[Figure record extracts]
* * * * *
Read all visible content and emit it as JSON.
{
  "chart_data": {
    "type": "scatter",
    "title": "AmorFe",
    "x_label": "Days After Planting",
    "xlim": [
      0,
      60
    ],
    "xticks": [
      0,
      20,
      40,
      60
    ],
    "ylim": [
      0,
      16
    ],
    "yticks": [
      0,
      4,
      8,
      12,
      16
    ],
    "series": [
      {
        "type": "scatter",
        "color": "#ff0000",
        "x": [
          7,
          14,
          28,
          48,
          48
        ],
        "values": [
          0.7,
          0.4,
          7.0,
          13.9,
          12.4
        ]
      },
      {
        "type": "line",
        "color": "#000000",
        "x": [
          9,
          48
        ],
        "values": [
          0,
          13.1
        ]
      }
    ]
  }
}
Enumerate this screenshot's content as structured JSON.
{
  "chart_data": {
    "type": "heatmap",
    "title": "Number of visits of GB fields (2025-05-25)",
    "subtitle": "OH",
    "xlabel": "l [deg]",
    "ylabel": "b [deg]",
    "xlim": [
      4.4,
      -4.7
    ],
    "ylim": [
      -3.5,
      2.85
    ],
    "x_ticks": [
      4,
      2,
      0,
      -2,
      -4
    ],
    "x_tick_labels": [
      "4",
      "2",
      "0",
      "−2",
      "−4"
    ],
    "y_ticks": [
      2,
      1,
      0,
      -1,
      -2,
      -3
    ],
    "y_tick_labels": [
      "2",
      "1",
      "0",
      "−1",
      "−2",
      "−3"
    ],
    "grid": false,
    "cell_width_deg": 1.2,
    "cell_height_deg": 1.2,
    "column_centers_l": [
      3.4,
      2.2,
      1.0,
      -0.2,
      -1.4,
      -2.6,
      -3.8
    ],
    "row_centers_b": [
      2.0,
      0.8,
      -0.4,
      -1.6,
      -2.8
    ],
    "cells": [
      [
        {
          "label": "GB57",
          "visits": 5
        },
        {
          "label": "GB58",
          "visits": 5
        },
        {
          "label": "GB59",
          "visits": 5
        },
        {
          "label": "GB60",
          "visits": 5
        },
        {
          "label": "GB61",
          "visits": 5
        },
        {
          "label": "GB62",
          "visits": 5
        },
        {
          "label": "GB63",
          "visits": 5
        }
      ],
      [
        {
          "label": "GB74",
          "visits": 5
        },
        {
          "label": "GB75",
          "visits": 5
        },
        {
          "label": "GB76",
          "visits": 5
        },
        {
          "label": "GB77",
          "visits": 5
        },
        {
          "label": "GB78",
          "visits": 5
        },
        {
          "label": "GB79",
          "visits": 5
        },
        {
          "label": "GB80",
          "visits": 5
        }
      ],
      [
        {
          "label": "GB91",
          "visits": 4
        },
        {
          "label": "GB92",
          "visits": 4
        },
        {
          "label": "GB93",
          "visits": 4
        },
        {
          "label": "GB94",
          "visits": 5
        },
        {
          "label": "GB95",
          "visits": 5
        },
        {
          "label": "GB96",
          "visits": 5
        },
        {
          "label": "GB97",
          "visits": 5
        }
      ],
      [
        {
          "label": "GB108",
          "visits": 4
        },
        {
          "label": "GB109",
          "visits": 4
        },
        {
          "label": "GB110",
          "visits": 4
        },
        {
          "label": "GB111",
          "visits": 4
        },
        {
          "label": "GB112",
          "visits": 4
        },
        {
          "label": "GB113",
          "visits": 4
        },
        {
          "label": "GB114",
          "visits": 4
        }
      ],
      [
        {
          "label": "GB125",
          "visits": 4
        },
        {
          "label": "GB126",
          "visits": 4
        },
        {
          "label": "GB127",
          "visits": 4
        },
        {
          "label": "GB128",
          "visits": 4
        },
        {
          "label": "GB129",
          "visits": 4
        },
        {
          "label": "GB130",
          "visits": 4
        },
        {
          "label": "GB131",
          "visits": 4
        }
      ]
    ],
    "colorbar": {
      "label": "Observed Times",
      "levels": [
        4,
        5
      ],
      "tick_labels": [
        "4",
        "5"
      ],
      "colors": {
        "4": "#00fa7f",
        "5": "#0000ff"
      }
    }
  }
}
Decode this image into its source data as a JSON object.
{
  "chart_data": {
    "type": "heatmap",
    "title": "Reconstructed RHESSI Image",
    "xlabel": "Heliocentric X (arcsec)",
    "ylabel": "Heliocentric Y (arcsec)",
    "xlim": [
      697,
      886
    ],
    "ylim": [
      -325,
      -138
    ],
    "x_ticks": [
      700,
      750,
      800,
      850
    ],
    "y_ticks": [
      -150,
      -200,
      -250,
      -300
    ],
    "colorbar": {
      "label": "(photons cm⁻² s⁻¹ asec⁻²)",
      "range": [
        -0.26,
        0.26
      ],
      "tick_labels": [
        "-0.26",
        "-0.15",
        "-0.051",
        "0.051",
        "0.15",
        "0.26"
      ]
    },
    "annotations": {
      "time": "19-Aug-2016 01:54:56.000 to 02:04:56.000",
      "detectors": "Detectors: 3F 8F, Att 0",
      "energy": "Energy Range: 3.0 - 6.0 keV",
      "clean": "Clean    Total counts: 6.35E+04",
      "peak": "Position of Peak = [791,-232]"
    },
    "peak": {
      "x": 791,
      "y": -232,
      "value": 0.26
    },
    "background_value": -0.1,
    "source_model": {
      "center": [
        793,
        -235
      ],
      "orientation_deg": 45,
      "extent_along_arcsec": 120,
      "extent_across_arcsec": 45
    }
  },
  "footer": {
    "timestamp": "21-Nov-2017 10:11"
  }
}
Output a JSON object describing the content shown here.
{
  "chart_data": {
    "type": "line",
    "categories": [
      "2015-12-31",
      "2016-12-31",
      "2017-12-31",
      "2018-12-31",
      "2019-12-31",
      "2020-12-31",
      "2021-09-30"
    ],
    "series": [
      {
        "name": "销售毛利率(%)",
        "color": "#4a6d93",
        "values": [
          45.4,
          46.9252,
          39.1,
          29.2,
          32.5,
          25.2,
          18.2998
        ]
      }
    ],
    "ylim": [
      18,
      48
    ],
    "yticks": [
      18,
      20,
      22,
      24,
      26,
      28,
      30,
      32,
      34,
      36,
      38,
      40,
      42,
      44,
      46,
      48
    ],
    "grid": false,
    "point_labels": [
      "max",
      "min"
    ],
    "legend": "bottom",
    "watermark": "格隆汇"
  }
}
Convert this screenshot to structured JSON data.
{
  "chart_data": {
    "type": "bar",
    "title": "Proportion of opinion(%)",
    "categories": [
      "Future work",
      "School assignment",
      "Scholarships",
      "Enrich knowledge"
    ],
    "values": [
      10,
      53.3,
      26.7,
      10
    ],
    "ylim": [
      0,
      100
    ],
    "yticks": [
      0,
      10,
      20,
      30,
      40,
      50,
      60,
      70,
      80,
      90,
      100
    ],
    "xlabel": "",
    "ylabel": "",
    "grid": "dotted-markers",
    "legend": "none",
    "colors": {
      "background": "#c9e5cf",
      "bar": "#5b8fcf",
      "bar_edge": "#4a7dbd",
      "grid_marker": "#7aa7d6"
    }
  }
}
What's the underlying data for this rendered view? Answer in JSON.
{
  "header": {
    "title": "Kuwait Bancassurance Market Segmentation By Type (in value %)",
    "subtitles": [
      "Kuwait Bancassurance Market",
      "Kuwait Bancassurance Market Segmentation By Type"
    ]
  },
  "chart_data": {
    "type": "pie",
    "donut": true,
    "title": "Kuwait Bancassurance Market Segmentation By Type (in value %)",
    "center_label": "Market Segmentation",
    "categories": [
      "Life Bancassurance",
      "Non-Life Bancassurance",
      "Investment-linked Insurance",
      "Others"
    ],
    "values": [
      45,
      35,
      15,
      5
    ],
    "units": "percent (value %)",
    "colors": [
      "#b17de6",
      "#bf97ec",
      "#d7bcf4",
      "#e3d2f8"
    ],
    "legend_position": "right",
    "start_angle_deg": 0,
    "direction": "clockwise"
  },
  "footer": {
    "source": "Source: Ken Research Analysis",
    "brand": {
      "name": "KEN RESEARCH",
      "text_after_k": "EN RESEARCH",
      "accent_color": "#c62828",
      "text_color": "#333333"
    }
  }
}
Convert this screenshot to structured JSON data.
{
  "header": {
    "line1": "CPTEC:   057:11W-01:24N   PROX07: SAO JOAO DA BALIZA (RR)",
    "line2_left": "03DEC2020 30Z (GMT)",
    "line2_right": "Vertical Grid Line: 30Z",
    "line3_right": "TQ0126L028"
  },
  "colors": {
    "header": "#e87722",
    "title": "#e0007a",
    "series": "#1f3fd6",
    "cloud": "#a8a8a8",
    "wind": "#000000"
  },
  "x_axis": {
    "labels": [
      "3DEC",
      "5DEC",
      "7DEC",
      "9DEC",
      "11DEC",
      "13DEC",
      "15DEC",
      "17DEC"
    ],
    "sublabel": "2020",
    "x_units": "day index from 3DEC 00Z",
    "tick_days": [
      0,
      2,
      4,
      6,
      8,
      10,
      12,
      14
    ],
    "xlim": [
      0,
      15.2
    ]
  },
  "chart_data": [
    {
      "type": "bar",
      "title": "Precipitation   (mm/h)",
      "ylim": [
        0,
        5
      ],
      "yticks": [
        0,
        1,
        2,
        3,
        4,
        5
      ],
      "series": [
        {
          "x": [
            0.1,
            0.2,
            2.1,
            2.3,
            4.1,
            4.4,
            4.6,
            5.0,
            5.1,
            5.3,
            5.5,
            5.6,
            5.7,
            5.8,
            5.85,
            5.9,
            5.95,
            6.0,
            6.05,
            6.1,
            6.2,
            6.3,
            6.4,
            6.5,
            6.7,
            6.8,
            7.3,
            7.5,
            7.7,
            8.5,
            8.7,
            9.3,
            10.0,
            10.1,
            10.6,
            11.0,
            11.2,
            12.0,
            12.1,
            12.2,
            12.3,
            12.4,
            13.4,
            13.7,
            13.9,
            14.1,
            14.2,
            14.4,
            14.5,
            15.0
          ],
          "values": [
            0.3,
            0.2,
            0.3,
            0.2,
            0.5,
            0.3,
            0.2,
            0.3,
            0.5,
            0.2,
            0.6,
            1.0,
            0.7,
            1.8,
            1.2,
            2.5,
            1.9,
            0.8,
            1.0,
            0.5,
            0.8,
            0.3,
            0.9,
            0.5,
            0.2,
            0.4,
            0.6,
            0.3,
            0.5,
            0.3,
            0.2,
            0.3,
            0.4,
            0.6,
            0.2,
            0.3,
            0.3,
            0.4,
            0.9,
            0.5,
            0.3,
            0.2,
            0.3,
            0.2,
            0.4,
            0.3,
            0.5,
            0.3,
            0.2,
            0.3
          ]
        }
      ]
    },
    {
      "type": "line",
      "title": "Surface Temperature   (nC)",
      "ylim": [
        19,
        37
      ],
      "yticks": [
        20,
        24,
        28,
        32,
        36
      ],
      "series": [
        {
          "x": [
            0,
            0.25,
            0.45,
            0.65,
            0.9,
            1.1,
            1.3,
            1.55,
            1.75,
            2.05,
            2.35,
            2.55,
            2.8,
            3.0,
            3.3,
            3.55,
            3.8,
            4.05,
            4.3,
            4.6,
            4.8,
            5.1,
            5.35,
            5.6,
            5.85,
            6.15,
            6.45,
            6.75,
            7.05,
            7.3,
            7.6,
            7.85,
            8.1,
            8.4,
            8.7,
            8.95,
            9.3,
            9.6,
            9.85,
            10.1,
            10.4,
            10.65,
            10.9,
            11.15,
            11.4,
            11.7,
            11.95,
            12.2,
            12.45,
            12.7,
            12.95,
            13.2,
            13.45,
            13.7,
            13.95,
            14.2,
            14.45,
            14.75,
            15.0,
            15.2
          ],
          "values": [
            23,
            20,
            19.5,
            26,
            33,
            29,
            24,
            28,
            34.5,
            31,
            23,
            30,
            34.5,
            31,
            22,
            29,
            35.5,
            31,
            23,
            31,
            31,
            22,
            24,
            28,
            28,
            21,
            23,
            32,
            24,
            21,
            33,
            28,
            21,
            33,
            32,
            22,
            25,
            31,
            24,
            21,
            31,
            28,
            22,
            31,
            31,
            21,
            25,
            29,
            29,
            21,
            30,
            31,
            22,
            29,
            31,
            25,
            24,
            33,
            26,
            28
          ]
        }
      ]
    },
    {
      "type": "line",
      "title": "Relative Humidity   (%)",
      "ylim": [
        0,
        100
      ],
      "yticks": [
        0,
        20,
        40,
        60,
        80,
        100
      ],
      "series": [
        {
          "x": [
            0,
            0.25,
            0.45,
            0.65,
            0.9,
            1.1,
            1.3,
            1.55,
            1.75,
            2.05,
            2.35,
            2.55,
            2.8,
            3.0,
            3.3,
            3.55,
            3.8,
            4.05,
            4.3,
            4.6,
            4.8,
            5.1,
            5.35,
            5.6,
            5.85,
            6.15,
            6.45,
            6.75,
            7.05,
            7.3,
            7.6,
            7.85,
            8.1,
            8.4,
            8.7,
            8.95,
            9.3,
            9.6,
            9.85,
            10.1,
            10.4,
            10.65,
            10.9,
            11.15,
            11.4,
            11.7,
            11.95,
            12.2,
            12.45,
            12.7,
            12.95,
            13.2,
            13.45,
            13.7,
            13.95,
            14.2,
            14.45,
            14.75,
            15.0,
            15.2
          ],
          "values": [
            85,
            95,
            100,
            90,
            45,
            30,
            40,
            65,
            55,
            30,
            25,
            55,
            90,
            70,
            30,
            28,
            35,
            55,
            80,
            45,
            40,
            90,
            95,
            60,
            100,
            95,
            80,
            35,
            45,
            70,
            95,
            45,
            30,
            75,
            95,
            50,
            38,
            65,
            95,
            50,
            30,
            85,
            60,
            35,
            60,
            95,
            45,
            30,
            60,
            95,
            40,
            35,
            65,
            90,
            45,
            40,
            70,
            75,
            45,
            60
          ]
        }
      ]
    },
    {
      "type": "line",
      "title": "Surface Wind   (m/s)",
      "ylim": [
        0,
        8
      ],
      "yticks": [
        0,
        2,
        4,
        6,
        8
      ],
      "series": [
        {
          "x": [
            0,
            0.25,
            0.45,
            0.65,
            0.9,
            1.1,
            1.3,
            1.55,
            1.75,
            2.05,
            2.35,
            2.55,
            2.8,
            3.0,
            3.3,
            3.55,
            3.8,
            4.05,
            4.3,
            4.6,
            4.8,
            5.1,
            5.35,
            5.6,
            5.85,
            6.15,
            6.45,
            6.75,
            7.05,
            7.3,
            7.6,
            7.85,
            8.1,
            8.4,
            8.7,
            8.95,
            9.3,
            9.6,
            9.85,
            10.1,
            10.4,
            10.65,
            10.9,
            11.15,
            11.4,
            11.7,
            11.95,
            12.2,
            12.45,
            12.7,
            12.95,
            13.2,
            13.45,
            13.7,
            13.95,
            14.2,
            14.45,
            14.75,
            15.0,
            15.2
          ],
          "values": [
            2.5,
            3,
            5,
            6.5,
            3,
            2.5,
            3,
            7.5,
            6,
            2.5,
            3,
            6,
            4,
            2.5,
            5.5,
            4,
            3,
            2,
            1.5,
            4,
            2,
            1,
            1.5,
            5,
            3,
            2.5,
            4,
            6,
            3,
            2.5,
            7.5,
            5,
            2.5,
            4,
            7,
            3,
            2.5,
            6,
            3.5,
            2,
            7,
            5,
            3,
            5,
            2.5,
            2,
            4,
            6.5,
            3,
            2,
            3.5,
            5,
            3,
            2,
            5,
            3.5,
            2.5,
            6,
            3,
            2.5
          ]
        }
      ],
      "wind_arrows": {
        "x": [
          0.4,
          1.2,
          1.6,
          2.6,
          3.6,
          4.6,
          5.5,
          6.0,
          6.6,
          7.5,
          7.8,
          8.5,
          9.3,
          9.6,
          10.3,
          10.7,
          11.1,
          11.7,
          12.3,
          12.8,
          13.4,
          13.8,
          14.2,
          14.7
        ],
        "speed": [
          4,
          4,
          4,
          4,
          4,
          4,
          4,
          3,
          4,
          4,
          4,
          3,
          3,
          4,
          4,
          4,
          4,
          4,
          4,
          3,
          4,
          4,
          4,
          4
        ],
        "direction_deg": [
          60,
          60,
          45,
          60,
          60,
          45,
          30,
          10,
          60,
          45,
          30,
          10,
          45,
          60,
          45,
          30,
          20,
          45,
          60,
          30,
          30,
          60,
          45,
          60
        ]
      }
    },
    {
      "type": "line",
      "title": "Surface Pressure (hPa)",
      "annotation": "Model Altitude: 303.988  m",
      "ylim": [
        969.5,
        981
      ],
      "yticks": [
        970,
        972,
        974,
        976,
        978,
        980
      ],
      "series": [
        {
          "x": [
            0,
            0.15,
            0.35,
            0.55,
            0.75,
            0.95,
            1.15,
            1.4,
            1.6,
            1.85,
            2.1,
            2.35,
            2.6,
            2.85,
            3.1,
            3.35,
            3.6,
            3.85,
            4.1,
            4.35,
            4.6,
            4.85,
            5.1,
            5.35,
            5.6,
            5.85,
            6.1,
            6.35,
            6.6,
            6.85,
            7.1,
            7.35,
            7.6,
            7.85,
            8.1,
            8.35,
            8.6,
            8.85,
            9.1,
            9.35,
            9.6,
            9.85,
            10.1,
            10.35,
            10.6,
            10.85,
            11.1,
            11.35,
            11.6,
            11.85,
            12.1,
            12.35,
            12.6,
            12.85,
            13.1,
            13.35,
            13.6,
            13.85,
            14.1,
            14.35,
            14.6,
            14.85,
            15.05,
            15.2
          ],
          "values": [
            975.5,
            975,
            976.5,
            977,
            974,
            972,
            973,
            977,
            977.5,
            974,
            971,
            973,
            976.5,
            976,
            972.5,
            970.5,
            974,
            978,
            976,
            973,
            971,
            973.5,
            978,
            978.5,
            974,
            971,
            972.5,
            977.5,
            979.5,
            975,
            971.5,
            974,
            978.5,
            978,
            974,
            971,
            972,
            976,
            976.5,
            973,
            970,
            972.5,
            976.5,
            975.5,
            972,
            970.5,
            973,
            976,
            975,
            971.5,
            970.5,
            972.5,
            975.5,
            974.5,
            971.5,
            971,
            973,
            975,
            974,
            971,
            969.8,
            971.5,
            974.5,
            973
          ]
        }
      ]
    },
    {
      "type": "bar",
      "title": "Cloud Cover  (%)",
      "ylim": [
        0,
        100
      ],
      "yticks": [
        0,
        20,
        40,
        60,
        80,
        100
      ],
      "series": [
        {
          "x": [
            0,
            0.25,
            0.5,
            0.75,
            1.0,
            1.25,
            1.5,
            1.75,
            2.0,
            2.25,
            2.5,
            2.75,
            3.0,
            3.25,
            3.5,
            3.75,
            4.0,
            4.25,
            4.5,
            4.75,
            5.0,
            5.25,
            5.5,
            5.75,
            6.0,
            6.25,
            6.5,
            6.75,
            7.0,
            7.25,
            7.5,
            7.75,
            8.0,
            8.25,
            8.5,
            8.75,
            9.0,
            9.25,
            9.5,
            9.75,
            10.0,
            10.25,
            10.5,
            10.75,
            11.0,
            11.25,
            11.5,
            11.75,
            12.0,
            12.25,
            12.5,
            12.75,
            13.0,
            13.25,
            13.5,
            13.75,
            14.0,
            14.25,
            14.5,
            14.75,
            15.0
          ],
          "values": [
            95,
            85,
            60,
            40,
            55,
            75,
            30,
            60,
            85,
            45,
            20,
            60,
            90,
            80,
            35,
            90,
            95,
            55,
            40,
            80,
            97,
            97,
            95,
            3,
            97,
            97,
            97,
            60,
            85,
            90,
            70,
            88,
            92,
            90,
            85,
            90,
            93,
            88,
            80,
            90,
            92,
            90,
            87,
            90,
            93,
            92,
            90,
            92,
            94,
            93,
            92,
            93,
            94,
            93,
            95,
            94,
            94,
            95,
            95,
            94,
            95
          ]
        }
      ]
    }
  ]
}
* * * * *
● TASK GOAL: Filter the records above and return every line that holds the word "JSON".

● ANSWER FOR THE TASK:
Read all visible content and emit it as JSON.
Enumerate this screenshot's content as structured JSON.
Decode this image into its source data as a JSON object.
Output a JSON object describing the content shown here.
Convert this screenshot to structured JSON data.
What's the underlying data for this rendered view? Answer in JSON.
Convert this screenshot to structured JSON data.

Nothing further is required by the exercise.